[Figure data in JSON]
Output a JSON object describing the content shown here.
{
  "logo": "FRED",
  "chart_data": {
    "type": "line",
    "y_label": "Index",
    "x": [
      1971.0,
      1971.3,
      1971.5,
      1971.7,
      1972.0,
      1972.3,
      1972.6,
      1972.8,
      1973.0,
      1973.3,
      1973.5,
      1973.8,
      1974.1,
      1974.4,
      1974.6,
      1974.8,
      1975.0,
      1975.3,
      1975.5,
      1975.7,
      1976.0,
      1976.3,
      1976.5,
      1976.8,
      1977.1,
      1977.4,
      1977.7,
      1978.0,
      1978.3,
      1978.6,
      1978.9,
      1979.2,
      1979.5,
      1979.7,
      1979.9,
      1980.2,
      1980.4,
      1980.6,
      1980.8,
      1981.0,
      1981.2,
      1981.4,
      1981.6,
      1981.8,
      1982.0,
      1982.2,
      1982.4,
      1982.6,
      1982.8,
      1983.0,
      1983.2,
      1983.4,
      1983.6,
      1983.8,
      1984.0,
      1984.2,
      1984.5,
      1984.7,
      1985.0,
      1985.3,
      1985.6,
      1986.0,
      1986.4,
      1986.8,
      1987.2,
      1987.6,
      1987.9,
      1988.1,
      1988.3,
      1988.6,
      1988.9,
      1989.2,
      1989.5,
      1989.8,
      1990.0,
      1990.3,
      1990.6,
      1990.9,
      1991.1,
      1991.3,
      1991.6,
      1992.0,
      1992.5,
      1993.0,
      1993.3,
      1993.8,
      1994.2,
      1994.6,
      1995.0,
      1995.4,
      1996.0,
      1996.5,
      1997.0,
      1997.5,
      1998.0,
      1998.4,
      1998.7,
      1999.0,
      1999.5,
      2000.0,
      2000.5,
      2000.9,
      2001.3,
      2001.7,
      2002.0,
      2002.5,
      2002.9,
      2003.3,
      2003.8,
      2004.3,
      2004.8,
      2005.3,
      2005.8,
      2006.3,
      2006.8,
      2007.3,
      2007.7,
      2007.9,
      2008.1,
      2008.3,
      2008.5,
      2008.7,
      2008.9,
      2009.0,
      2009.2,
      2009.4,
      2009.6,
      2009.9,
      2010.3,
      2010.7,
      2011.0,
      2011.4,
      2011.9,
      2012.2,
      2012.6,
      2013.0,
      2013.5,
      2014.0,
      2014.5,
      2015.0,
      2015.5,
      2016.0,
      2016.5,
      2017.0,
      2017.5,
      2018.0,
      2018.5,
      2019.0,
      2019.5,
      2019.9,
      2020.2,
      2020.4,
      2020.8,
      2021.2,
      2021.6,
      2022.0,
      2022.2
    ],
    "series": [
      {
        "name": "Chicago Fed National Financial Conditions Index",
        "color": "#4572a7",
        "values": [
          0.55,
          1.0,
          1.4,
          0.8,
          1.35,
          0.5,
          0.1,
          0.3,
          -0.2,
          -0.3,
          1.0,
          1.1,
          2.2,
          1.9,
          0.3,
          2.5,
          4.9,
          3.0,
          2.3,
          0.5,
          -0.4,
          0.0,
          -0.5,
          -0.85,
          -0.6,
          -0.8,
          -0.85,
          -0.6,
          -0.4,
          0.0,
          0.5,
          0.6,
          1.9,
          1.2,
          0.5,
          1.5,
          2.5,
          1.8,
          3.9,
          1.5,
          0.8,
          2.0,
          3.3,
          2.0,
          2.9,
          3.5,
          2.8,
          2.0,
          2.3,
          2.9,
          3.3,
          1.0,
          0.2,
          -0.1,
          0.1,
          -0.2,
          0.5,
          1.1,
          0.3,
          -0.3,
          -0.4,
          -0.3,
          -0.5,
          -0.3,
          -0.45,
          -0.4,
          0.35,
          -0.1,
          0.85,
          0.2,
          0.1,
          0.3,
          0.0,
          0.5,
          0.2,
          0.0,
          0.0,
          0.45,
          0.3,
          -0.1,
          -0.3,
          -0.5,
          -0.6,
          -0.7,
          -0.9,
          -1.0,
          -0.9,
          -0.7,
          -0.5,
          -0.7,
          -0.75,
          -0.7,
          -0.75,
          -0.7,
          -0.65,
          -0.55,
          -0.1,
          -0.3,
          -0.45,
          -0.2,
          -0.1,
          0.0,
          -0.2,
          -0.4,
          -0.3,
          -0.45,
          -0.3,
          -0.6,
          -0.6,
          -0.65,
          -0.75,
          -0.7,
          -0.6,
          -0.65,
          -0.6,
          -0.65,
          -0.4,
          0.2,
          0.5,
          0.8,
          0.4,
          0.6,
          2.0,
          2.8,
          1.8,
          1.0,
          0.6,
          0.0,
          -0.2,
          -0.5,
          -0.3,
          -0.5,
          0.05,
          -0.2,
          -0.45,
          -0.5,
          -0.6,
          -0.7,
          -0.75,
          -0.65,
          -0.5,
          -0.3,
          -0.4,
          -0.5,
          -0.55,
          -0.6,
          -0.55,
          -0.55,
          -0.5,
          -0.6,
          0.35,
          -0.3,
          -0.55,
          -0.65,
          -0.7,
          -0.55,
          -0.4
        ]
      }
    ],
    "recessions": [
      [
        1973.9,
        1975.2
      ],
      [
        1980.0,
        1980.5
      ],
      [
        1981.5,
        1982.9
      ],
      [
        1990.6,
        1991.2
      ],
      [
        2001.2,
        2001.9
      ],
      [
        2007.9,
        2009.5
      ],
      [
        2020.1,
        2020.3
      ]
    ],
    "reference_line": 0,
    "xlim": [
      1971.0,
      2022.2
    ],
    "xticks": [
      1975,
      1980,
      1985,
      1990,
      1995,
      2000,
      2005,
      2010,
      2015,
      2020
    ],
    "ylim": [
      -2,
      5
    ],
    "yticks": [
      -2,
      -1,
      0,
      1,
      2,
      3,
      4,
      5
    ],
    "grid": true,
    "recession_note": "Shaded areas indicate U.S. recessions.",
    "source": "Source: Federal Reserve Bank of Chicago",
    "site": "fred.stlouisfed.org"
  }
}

SET TASK: Copy every record above exactly as it appears.

COMPLETE ANSWER:
Output a JSON object describing the content shown here.
{
  "logo": "FRED",
  "chart_data": {
    "type": "line",
    "y_label": "Index",
    "x": [
      1971.0,
      1971.3,
      1971.5,
      1971.7,
      1972.0,
      1972.3,
      1972.6,
      1972.8,
      1973.0,
      1973.3,
      1973.5,
      1973.8,
      1974.1,
      1974.4,
      1974.6,
      1974.8,
      1975.0,
      1975.3,
      1975.5,
      1975.7,
      1976.0,
      1976.3,
      1976.5,
      1976.8,
      1977.1,
      1977.4,
      1977.7,
      1978.0,
      1978.3,
      1978.6,
      1978.9,
      1979.2,
      1979.5,
      1979.7,
      1979.9,
      1980.2,
      1980.4,
      1980.6,
      1980.8,
      1981.0,
      1981.2,
      1981.4,
      1981.6,
      1981.8,
      1982.0,
      1982.2,
      1982.4,
      1982.6,
      1982.8,
      1983.0,
      1983.2,
      1983.4,
      1983.6,
      1983.8,
      1984.0,
      1984.2,
      1984.5,
      1984.7,
      1985.0,
      1985.3,
      1985.6,
      1986.0,
      1986.4,
      1986.8,
      1987.2,
      1987.6,
      1987.9,
      1988.1,
      1988.3,
      1988.6,
      1988.9,
      1989.2,
      1989.5,
      1989.8,
      1990.0,
      1990.3,
      1990.6,
      1990.9,
      1991.1,
      1991.3,
      1991.6,
      1992.0,
      1992.5,
      1993.0,
      1993.3,
      1993.8,
      1994.2,
      1994.6,
      1995.0,
      1995.4,
      1996.0,
      1996.5,
      1997.0,
      1997.5,
      1998.0,
      1998.4,
      1998.7,
      1999.0,
      1999.5,
      2000.0,
      2000.5,
      2000.9,
      2001.3,
      2001.7,
      2002.0,
      2002.5,
      2002.9,
      2003.3,
      2003.8,
      2004.3,
      2004.8,
      2005.3,
      2005.8,
      2006.3,
      2006.8,
      2007.3,
      2007.7,
      2007.9,
      2008.1,
      2008.3,
      2008.5,
      2008.7,
      2008.9,
      2009.0,
      2009.2,
      2009.4,
      2009.6,
      2009.9,
      2010.3,
      2010.7,
      2011.0,
      2011.4,
      2011.9,
      2012.2,
      2012.6,
      2013.0,
      2013.5,
      2014.0,
      2014.5,
      2015.0,
      2015.5,
      2016.0,
      2016.5,
      2017.0,
      2017.5,
      2018.0,
      2018.5,
      2019.0,
      2019.5,
      2019.9,
      2020.2,
      2020.4,
      2020.8,
      2021.2,
      2021.6,
      2022.0,
      2022.2
    ],
    "series": [
      {
        "name": "Chicago Fed National Financial Conditions Index",
        "color": "#4572a7",
        "values": [
          0.55,
          1.0,
          1.4,
          0.8,
          1.35,
          0.5,
          0.1,
          0.3,
          -0.2,
          -0.3,
          1.0,
          1.1,
          2.2,
          1.9,
          0.3,
          2.5,
          4.9,
          3.0,
          2.3,
          0.5,
          -0.4,
          0.0,
          -0.5,
          -0.85,
          -0.6,
          -0.8,
          -0.85,
          -0.6,
          -0.4,
          0.0,
          0.5,
          0.6,
          1.9,
          1.2,
          0.5,
          1.5,
          2.5,
          1.8,
          3.9,
          1.5,
          0.8,
          2.0,
          3.3,
          2.0,
          2.9,
          3.5,
          2.8,
          2.0,
          2.3,
          2.9,
          3.3,
          1.0,
          0.2,
          -0.1,
          0.1,
          -0.2,
          0.5,
          1.1,
          0.3,
          -0.3,
          -0.4,
          -0.3,
          -0.5,
          -0.3,
          -0.45,
          -0.4,
          0.35,
          -0.1,
          0.85,
          0.2,
          0.1,
          0.3,
          0.0,
          0.5,
          0.2,
          0.0,
          0.0,
          0.45,
          0.3,
          -0.1,
          -0.3,
          -0.5,
          -0.6,
          -0.7,
          -0.9,
          -1.0,
          -0.9,
          -0.7,
          -0.5,
          -0.7,
          -0.75,
          -0.7,
          -0.75,
          -0.7,
          -0.65,
          -0.55,
          -0.1,
          -0.3,
          -0.45,
          -0.2,
          -0.1,
          0.0,
          -0.2,
          -0.4,
          -0.3,
          -0.45,
          -0.3,
          -0.6,
          -0.6,
          -0.65,
          -0.75,
          -0.7,
          -0.6,
          -0.65,
          -0.6,
          -0.65,
          -0.4,
          0.2,
          0.5,
          0.8,
          0.4,
          0.6,
          2.0,
          2.8,
          1.8,
          1.0,
          0.6,
          0.0,
          -0.2,
          -0.5,
          -0.3,
          -0.5,
          0.05,
          -0.2,
          -0.45,
          -0.5,
          -0.6,
          -0.7,
          -0.75,
          -0.65,
          -0.5,
          -0.3,
          -0.4,
          -0.5,
          -0.55,
          -0.6,
          -0.55,
          -0.55,
          -0.5,
          -0.6,
          0.35,
          -0.3,
          -0.55,
          -0.65,
          -0.7,
          -0.55,
          -0.4
        ]
      }
    ],
    "recessions": [
      [
        1973.9,
        1975.2
      ],
      [
        1980.0,
        1980.5
      ],
      [
        1981.5,
        1982.9
      ],
      [
        1990.6,
        1991.2
      ],
      [
        2001.2,
        2001.9
      ],
      [
        2007.9,
        2009.5
      ],
      [
        2020.1,
        2020.3
      ]
    ],
    "reference_line": 0,
    "xlim": [
      1971.0,
      2022.2
    ],
    "xticks": [
      1975,
      1980,
      1985,
      1990,
      1995,
      2000,
      2005,
      2010,
      2015,
      2020
    ],
    "ylim": [
      -2,
      5
    ],
    "yticks": [
      -2,
      -1,
      0,
      1,
      2,
      3,
      4,
      5
    ],
    "grid": true,
    "recession_note": "Shaded areas indicate U.S. recessions.",
    "source": "Source: Federal Reserve Bank of Chicago",
    "site": "fred.stlouisfed.org"
  }
}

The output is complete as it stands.